**Problem requirements**.
Every line below that mentions the word "Operation" should be copied out.

**Records for the task**.
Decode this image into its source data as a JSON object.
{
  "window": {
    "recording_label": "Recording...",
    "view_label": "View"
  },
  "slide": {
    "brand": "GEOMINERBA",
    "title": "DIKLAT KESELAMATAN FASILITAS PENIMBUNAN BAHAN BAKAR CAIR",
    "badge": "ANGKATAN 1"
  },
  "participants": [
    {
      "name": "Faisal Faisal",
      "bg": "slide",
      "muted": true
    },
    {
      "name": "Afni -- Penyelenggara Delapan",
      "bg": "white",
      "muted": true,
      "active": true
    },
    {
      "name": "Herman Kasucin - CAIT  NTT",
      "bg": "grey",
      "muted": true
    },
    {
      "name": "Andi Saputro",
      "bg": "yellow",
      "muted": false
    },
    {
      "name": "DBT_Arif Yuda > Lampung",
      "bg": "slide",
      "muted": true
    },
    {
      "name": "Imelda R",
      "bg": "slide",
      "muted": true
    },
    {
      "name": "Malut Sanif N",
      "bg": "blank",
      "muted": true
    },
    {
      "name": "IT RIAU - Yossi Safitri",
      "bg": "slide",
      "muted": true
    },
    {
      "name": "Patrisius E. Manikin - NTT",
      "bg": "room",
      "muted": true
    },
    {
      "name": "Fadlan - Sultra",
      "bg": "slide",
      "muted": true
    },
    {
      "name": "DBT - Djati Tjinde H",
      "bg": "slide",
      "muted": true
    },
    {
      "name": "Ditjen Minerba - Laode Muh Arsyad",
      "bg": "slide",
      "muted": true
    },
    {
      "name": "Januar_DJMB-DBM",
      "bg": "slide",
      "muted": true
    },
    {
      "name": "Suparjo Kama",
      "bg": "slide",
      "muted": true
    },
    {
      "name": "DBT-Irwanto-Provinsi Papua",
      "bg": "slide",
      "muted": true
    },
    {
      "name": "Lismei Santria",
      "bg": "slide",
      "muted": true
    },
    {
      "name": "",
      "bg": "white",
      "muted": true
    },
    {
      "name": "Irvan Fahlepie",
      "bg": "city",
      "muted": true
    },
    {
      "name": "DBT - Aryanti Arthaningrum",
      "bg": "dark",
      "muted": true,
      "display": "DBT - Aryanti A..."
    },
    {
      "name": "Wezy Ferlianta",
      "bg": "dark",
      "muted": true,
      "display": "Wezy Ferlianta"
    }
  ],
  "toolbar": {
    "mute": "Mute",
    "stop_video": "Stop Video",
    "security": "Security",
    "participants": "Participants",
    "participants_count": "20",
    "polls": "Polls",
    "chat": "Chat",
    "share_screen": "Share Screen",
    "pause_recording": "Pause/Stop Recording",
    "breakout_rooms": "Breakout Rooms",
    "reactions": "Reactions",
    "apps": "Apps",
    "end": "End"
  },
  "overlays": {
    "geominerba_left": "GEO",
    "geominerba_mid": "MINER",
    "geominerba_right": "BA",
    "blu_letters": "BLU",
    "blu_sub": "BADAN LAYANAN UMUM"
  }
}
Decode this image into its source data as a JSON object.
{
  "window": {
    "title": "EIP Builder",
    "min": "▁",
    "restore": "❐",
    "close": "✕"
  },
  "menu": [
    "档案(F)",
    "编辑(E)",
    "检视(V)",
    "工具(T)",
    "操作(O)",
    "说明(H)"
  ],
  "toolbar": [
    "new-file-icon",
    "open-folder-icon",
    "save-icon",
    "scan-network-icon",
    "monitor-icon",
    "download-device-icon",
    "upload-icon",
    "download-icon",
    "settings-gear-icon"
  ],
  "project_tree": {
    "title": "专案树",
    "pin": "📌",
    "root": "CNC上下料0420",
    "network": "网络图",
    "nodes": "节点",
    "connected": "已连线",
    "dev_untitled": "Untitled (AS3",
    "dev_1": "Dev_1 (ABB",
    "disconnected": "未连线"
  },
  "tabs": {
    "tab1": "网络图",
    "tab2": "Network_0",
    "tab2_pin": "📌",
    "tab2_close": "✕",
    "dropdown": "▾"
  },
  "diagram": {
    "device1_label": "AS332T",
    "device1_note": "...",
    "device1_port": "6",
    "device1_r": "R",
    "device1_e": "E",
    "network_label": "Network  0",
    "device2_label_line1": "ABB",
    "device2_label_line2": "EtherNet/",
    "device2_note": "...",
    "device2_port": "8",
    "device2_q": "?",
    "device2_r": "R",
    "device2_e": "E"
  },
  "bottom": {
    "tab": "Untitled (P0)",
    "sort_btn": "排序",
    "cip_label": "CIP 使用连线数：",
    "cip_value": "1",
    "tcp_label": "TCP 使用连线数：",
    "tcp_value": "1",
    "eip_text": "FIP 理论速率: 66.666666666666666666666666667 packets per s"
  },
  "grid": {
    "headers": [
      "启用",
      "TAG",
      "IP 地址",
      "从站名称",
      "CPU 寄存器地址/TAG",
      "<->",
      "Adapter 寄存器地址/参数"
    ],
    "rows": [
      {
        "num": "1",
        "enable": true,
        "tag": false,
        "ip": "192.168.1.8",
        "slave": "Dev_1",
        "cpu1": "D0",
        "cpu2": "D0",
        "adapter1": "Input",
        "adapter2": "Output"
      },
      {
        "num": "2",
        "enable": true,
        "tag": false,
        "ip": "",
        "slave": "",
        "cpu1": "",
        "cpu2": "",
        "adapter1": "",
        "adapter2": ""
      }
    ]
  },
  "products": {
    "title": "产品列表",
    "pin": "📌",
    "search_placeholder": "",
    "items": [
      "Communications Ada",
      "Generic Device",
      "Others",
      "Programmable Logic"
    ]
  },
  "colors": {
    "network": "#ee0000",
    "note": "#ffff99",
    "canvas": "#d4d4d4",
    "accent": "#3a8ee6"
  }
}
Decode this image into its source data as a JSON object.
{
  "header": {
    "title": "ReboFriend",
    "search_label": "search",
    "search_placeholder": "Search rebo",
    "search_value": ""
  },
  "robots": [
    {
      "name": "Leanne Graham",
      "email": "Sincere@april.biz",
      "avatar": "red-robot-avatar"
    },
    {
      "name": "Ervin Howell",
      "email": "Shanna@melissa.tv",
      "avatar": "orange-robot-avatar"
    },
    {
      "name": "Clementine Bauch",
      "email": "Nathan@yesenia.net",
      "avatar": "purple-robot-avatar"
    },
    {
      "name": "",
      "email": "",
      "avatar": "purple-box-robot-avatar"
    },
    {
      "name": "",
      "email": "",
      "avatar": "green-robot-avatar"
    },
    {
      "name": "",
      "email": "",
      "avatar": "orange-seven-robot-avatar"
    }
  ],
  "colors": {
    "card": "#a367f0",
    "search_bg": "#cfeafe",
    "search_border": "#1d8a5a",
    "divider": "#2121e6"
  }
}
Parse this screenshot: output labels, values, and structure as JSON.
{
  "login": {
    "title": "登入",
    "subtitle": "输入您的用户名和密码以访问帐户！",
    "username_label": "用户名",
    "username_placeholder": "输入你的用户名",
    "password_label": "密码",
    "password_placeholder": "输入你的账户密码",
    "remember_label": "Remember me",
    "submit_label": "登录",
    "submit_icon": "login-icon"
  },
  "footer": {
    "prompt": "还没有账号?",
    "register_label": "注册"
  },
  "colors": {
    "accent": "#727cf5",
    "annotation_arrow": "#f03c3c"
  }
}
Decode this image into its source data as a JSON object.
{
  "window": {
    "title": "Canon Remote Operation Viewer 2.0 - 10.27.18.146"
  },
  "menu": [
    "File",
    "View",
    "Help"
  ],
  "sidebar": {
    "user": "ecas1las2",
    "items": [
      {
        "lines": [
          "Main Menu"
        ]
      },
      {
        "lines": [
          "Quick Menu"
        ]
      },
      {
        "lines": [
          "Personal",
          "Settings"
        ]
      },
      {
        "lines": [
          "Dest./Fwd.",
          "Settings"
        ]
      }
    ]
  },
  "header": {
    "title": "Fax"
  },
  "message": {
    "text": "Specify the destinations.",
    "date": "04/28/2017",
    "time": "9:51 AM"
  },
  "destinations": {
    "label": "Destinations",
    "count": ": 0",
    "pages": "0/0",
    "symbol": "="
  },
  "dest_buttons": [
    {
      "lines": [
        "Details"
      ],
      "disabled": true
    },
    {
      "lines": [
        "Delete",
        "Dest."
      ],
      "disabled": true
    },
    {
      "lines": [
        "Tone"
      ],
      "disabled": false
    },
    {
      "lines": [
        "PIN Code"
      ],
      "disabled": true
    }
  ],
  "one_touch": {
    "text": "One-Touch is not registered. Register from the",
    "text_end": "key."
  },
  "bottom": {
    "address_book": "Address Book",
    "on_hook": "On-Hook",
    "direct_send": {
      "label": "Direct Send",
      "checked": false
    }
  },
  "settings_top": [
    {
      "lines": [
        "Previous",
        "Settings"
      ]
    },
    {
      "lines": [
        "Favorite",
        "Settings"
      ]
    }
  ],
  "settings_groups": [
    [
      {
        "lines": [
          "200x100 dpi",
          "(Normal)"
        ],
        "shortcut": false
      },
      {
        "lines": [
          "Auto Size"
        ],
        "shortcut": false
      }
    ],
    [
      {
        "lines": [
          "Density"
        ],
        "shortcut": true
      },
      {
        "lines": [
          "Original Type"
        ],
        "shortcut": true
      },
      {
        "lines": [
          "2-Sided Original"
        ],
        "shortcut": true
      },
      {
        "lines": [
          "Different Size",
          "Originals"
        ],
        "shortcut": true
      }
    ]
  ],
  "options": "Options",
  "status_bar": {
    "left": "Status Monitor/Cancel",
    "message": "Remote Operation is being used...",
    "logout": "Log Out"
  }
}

**Solved problem**.
    "title": "Canon Remote Operation Viewer 2.0 - 10.27.18.146"
    "message": "Remote Operation is being used...",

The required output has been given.